§ **WHAT THE EXERCISE ASKS**
Write every record out again exactly, and keep images out of it.

§ **INPUT**
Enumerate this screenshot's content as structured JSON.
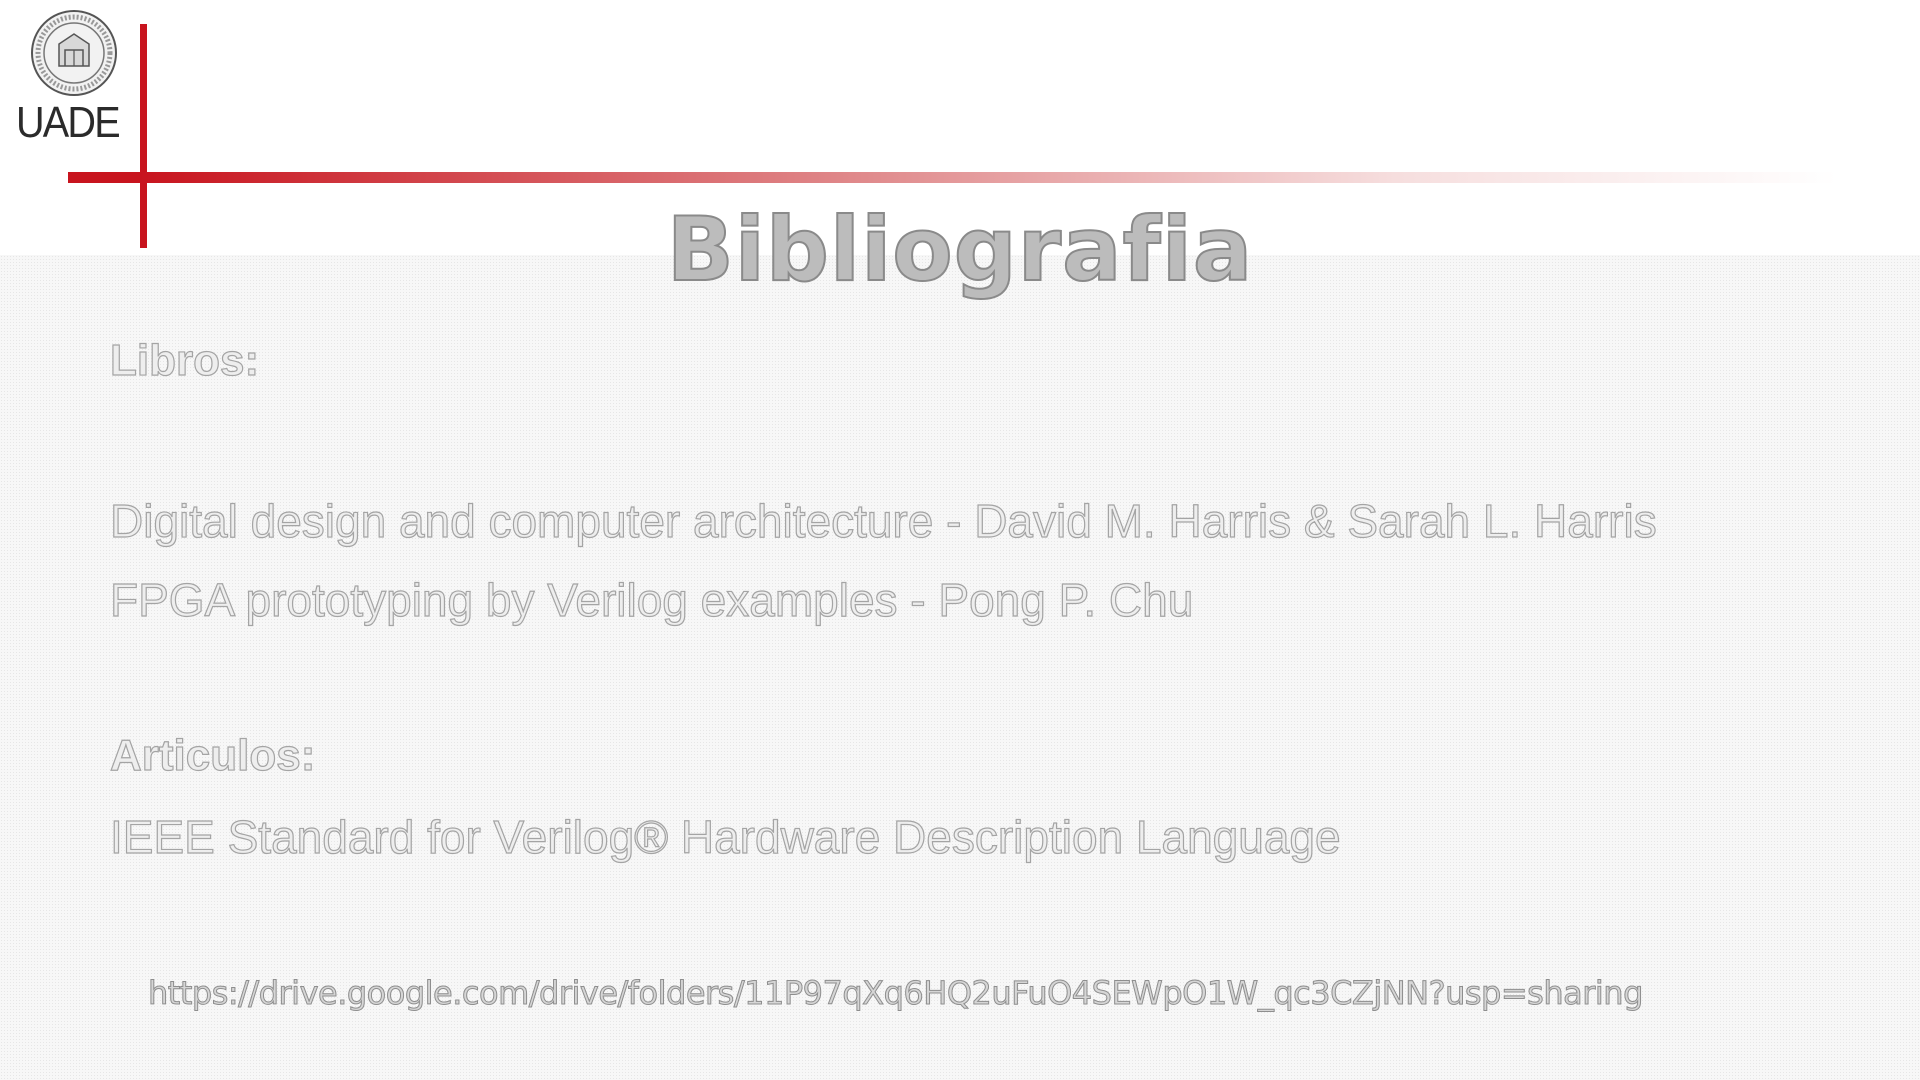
{
  "logo": {
    "name": "UADE"
  },
  "slide": {
    "title": "Bibliografia",
    "books_heading": "Libros:",
    "books": [
      "Digital design and computer architecture - David M. Harris & Sarah L. Harris",
      "FPGA prototyping by Verilog examples - Pong P. Chu"
    ],
    "articles_heading": "Articulos:",
    "articles": [
      "IEEE Standard for Verilog® Hardware Description Language"
    ],
    "link": "https://drive.google.com/drive/folders/11P97qXq6HQ2uFuO4SEWpO1W_qc3CZjNN?usp=sharing"
  },
  "colors": {
    "accent_red": "#c8141e",
    "text_outline": "#a4a4a4"
  }
}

§ **PROBLEM SOLUTION**
Enumerate this screenshot's content as structured JSON.
{
  "logo": {
    "name": "UADE"
  },
  "slide": {
    "title": "Bibliografia",
    "books_heading": "Libros:",
    "books": [
      "Digital design and computer architecture - David M. Harris & Sarah L. Harris",
      "FPGA prototyping by Verilog examples - Pong P. Chu"
    ],
    "articles_heading": "Articulos:",
    "articles": [
      "IEEE Standard for Verilog® Hardware Description Language"
    ],
    "link": "https://drive.google.com/drive/folders/11P97qXq6HQ2uFuO4SEWpO1W_qc3CZjNN?usp=sharing"
  },
  "colors": {
    "accent_red": "#c8141e",
    "text_outline": "#a4a4a4"
  }
}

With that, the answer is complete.